> Data supplied

· · · · ·

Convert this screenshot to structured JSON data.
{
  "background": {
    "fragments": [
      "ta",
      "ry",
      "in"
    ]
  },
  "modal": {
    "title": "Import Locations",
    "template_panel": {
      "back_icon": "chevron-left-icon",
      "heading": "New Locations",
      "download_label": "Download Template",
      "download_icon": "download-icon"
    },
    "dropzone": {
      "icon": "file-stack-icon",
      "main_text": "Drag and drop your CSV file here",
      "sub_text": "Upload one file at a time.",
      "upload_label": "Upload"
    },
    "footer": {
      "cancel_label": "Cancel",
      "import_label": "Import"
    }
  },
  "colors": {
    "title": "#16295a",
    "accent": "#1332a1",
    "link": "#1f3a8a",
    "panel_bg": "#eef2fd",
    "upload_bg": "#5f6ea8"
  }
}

· · · · ·

> Problem
Collect each line of the entries that has the word "Import", copying it in full.

> Full answer
    "title": "Import Locations",
      "import_label": "Import"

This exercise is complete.